DATA LISTING:
════════════════════
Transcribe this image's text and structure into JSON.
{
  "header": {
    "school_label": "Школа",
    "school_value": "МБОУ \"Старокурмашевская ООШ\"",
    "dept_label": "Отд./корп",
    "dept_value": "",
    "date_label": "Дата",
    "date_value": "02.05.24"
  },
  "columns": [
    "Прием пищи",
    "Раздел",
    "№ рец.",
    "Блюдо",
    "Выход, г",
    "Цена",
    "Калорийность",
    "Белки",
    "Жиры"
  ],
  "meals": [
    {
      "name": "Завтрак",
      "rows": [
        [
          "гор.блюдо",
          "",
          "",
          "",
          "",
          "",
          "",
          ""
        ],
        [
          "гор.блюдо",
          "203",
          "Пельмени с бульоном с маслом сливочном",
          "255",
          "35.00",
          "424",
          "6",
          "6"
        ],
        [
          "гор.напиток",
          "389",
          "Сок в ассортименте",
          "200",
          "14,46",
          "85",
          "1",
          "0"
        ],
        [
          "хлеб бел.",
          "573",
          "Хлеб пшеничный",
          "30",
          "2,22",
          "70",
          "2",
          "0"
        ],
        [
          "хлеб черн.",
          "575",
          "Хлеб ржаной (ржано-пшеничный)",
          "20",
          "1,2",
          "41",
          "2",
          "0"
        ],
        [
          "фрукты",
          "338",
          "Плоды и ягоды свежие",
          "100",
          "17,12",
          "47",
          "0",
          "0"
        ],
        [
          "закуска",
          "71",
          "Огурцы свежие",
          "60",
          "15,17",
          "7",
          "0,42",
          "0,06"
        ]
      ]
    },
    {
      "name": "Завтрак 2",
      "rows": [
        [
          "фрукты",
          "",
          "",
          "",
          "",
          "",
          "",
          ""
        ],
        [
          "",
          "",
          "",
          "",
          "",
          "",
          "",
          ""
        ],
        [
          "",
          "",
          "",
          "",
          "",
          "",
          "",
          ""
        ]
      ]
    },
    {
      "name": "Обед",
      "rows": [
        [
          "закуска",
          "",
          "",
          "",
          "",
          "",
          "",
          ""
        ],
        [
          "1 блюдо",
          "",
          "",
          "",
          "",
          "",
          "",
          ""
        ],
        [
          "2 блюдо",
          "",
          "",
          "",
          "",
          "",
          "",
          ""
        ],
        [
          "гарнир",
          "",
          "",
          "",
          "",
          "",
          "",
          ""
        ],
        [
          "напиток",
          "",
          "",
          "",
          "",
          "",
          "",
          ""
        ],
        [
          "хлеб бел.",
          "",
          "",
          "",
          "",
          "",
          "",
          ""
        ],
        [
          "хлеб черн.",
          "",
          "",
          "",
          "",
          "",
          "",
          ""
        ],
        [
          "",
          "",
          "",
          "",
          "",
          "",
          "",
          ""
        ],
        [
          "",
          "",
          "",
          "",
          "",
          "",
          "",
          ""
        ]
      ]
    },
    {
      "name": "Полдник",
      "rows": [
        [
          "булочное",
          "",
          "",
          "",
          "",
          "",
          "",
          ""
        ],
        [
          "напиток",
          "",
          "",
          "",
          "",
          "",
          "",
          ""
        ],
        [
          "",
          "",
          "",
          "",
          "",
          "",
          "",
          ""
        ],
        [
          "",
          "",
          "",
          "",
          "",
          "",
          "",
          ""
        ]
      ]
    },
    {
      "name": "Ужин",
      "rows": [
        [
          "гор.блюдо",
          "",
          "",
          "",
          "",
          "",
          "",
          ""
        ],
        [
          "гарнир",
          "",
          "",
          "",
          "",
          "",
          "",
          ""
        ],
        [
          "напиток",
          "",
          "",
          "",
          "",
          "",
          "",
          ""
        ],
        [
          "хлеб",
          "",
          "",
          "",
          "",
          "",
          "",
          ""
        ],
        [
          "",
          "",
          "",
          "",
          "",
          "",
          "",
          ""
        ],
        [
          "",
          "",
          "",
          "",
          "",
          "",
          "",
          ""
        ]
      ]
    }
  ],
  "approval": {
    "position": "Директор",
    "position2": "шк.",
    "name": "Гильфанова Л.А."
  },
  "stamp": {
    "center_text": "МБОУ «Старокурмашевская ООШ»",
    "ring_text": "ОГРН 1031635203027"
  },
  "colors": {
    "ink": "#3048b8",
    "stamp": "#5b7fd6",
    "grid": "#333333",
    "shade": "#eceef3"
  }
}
════════════════════
EXERCISE INSTRUCTIONS:
Every record above must be duplicated exactly.

ANSWER TO THE TASK:
Transcribe this image's text and structure into JSON.
{
  "header": {
    "school_label": "Школа",
    "school_value": "МБОУ \"Старокурмашевская ООШ\"",
    "dept_label": "Отд./корп",
    "dept_value": "",
    "date_label": "Дата",
    "date_value": "02.05.24"
  },
  "columns": [
    "Прием пищи",
    "Раздел",
    "№ рец.",
    "Блюдо",
    "Выход, г",
    "Цена",
    "Калорийность",
    "Белки",
    "Жиры"
  ],
  "meals": [
    {
      "name": "Завтрак",
      "rows": [
        [
          "гор.блюдо",
          "",
          "",
          "",
          "",
          "",
          "",
          ""
        ],
        [
          "гор.блюдо",
          "203",
          "Пельмени с бульоном с маслом сливочном",
          "255",
          "35.00",
          "424",
          "6",
          "6"
        ],
        [
          "гор.напиток",
          "389",
          "Сок в ассортименте",
          "200",
          "14,46",
          "85",
          "1",
          "0"
        ],
        [
          "хлеб бел.",
          "573",
          "Хлеб пшеничный",
          "30",
          "2,22",
          "70",
          "2",
          "0"
        ],
        [
          "хлеб черн.",
          "575",
          "Хлеб ржаной (ржано-пшеничный)",
          "20",
          "1,2",
          "41",
          "2",
          "0"
        ],
        [
          "фрукты",
          "338",
          "Плоды и ягоды свежие",
          "100",
          "17,12",
          "47",
          "0",
          "0"
        ],
        [
          "закуска",
          "71",
          "Огурцы свежие",
          "60",
          "15,17",
          "7",
          "0,42",
          "0,06"
        ]
      ]
    },
    {
      "name": "Завтрак 2",
      "rows": [
        [
          "фрукты",
          "",
          "",
          "",
          "",
          "",
          "",
          ""
        ],
        [
          "",
          "",
          "",
          "",
          "",
          "",
          "",
          ""
        ],
        [
          "",
          "",
          "",
          "",
          "",
          "",
          "",
          ""
        ]
      ]
    },
    {
      "name": "Обед",
      "rows": [
        [
          "закуска",
          "",
          "",
          "",
          "",
          "",
          "",
          ""
        ],
        [
          "1 блюдо",
          "",
          "",
          "",
          "",
          "",
          "",
          ""
        ],
        [
          "2 блюдо",
          "",
          "",
          "",
          "",
          "",
          "",
          ""
        ],
        [
          "гарнир",
          "",
          "",
          "",
          "",
          "",
          "",
          ""
        ],
        [
          "напиток",
          "",
          "",
          "",
          "",
          "",
          "",
          ""
        ],
        [
          "хлеб бел.",
          "",
          "",
          "",
          "",
          "",
          "",
          ""
        ],
        [
          "хлеб черн.",
          "",
          "",
          "",
          "",
          "",
          "",
          ""
        ],
        [
          "",
          "",
          "",
          "",
          "",
          "",
          "",
          ""
        ],
        [
          "",
          "",
          "",
          "",
          "",
          "",
          "",
          ""
        ]
      ]
    },
    {
      "name": "Полдник",
      "rows": [
        [
          "булочное",
          "",
          "",
          "",
          "",
          "",
          "",
          ""
        ],
        [
          "напиток",
          "",
          "",
          "",
          "",
          "",
          "",
          ""
        ],
        [
          "",
          "",
          "",
          "",
          "",
          "",
          "",
          ""
        ],
        [
          "",
          "",
          "",
          "",
          "",
          "",
          "",
          ""
        ]
      ]
    },
    {
      "name": "Ужин",
      "rows": [
        [
          "гор.блюдо",
          "",
          "",
          "",
          "",
          "",
          "",
          ""
        ],
        [
          "гарнир",
          "",
          "",
          "",
          "",
          "",
          "",
          ""
        ],
        [
          "напиток",
          "",
          "",
          "",
          "",
          "",
          "",
          ""
        ],
        [
          "хлеб",
          "",
          "",
          "",
          "",
          "",
          "",
          ""
        ],
        [
          "",
          "",
          "",
          "",
          "",
          "",
          "",
          ""
        ],
        [
          "",
          "",
          "",
          "",
          "",
          "",
          "",
          ""
        ]
      ]
    }
  ],
  "approval": {
    "position": "Директор",
    "position2": "шк.",
    "name": "Гильфанова Л.А."
  },
  "stamp": {
    "center_text": "МБОУ «Старокурмашевская ООШ»",
    "ring_text": "ОГРН 1031635203027"
  },
  "colors": {
    "ink": "#3048b8",
    "stamp": "#5b7fd6",
    "grid": "#333333",
    "shade": "#eceef3"
  }
}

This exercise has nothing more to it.